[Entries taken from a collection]
▶

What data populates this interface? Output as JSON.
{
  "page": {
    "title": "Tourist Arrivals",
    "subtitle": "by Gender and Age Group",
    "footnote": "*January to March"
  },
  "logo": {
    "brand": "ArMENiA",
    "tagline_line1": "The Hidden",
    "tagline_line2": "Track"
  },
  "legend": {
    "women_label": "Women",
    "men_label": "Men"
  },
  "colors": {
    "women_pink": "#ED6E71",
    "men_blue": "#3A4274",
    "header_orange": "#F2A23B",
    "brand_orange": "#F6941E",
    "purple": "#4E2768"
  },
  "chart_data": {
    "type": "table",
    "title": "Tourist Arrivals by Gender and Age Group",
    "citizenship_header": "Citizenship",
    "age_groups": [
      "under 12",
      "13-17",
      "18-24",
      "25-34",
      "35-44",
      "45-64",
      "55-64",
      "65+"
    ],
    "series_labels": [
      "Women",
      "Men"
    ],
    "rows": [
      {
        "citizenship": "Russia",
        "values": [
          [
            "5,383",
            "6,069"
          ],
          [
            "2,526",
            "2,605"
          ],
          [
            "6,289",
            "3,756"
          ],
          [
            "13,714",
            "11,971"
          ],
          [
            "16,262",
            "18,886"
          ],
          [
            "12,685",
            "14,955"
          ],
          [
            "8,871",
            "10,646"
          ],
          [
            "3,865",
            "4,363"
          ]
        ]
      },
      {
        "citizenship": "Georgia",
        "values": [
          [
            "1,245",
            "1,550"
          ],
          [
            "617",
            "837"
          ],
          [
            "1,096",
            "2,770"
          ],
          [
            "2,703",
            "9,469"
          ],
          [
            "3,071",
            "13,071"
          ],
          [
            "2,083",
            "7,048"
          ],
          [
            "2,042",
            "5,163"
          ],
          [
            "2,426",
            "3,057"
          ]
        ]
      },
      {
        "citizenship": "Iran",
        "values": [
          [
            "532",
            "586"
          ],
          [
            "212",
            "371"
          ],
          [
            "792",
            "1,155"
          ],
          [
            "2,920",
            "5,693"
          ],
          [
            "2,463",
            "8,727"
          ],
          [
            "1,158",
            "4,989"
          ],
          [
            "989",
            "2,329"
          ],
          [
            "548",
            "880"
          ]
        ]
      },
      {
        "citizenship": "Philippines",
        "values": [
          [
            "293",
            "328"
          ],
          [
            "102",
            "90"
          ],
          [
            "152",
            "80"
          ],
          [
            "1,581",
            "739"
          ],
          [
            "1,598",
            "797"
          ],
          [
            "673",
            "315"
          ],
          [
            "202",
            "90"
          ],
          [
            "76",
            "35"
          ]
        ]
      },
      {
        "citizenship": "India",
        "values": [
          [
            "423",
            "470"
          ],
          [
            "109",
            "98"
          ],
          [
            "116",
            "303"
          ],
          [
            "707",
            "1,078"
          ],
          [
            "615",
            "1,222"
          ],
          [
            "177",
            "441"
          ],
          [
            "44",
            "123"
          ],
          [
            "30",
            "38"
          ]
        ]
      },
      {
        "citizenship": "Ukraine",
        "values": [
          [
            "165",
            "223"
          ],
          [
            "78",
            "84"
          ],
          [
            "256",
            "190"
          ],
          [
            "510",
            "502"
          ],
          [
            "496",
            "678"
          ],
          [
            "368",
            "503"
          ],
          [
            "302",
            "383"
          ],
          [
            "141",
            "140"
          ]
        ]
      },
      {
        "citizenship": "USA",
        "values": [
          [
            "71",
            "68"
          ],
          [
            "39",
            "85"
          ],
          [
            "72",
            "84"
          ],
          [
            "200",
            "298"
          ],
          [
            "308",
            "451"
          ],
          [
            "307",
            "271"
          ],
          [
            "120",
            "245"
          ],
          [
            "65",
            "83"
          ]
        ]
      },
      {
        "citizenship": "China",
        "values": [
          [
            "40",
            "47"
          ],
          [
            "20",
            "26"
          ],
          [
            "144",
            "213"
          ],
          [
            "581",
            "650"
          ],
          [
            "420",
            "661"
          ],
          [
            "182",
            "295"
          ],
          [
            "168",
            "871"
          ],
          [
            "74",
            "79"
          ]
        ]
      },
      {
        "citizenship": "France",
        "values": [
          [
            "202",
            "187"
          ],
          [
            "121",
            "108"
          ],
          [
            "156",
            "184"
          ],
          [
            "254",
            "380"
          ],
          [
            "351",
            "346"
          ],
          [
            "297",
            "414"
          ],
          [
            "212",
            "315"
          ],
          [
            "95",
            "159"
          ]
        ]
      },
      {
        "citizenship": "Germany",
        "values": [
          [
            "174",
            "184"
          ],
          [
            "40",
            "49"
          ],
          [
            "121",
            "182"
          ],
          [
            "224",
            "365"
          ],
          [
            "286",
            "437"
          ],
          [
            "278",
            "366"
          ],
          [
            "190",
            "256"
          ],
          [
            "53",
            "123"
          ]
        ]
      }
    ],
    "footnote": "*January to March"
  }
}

◀

◆ TO BE DONE:
Write out the data again, exactly and in full.

◆ TASK OUTPUT:
What data populates this interface? Output as JSON.
{
  "page": {
    "title": "Tourist Arrivals",
    "subtitle": "by Gender and Age Group",
    "footnote": "*January to March"
  },
  "logo": {
    "brand": "ArMENiA",
    "tagline_line1": "The Hidden",
    "tagline_line2": "Track"
  },
  "legend": {
    "women_label": "Women",
    "men_label": "Men"
  },
  "colors": {
    "women_pink": "#ED6E71",
    "men_blue": "#3A4274",
    "header_orange": "#F2A23B",
    "brand_orange": "#F6941E",
    "purple": "#4E2768"
  },
  "chart_data": {
    "type": "table",
    "title": "Tourist Arrivals by Gender and Age Group",
    "citizenship_header": "Citizenship",
    "age_groups": [
      "under 12",
      "13-17",
      "18-24",
      "25-34",
      "35-44",
      "45-64",
      "55-64",
      "65+"
    ],
    "series_labels": [
      "Women",
      "Men"
    ],
    "rows": [
      {
        "citizenship": "Russia",
        "values": [
          [
            "5,383",
            "6,069"
          ],
          [
            "2,526",
            "2,605"
          ],
          [
            "6,289",
            "3,756"
          ],
          [
            "13,714",
            "11,971"
          ],
          [
            "16,262",
            "18,886"
          ],
          [
            "12,685",
            "14,955"
          ],
          [
            "8,871",
            "10,646"
          ],
          [
            "3,865",
            "4,363"
          ]
        ]
      },
      {
        "citizenship": "Georgia",
        "values": [
          [
            "1,245",
            "1,550"
          ],
          [
            "617",
            "837"
          ],
          [
            "1,096",
            "2,770"
          ],
          [
            "2,703",
            "9,469"
          ],
          [
            "3,071",
            "13,071"
          ],
          [
            "2,083",
            "7,048"
          ],
          [
            "2,042",
            "5,163"
          ],
          [
            "2,426",
            "3,057"
          ]
        ]
      },
      {
        "citizenship": "Iran",
        "values": [
          [
            "532",
            "586"
          ],
          [
            "212",
            "371"
          ],
          [
            "792",
            "1,155"
          ],
          [
            "2,920",
            "5,693"
          ],
          [
            "2,463",
            "8,727"
          ],
          [
            "1,158",
            "4,989"
          ],
          [
            "989",
            "2,329"
          ],
          [
            "548",
            "880"
          ]
        ]
      },
      {
        "citizenship": "Philippines",
        "values": [
          [
            "293",
            "328"
          ],
          [
            "102",
            "90"
          ],
          [
            "152",
            "80"
          ],
          [
            "1,581",
            "739"
          ],
          [
            "1,598",
            "797"
          ],
          [
            "673",
            "315"
          ],
          [
            "202",
            "90"
          ],
          [
            "76",
            "35"
          ]
        ]
      },
      {
        "citizenship": "India",
        "values": [
          [
            "423",
            "470"
          ],
          [
            "109",
            "98"
          ],
          [
            "116",
            "303"
          ],
          [
            "707",
            "1,078"
          ],
          [
            "615",
            "1,222"
          ],
          [
            "177",
            "441"
          ],
          [
            "44",
            "123"
          ],
          [
            "30",
            "38"
          ]
        ]
      },
      {
        "citizenship": "Ukraine",
        "values": [
          [
            "165",
            "223"
          ],
          [
            "78",
            "84"
          ],
          [
            "256",
            "190"
          ],
          [
            "510",
            "502"
          ],
          [
            "496",
            "678"
          ],
          [
            "368",
            "503"
          ],
          [
            "302",
            "383"
          ],
          [
            "141",
            "140"
          ]
        ]
      },
      {
        "citizenship": "USA",
        "values": [
          [
            "71",
            "68"
          ],
          [
            "39",
            "85"
          ],
          [
            "72",
            "84"
          ],
          [
            "200",
            "298"
          ],
          [
            "308",
            "451"
          ],
          [
            "307",
            "271"
          ],
          [
            "120",
            "245"
          ],
          [
            "65",
            "83"
          ]
        ]
      },
      {
        "citizenship": "China",
        "values": [
          [
            "40",
            "47"
          ],
          [
            "20",
            "26"
          ],
          [
            "144",
            "213"
          ],
          [
            "581",
            "650"
          ],
          [
            "420",
            "661"
          ],
          [
            "182",
            "295"
          ],
          [
            "168",
            "871"
          ],
          [
            "74",
            "79"
          ]
        ]
      },
      {
        "citizenship": "France",
        "values": [
          [
            "202",
            "187"
          ],
          [
            "121",
            "108"
          ],
          [
            "156",
            "184"
          ],
          [
            "254",
            "380"
          ],
          [
            "351",
            "346"
          ],
          [
            "297",
            "414"
          ],
          [
            "212",
            "315"
          ],
          [
            "95",
            "159"
          ]
        ]
      },
      {
        "citizenship": "Germany",
        "values": [
          [
            "174",
            "184"
          ],
          [
            "40",
            "49"
          ],
          [
            "121",
            "182"
          ],
          [
            "224",
            "365"
          ],
          [
            "286",
            "437"
          ],
          [
            "278",
            "366"
          ],
          [
            "190",
            "256"
          ],
          [
            "53",
            "123"
          ]
        ]
      }
    ],
    "footnote": "*January to March"
  }
}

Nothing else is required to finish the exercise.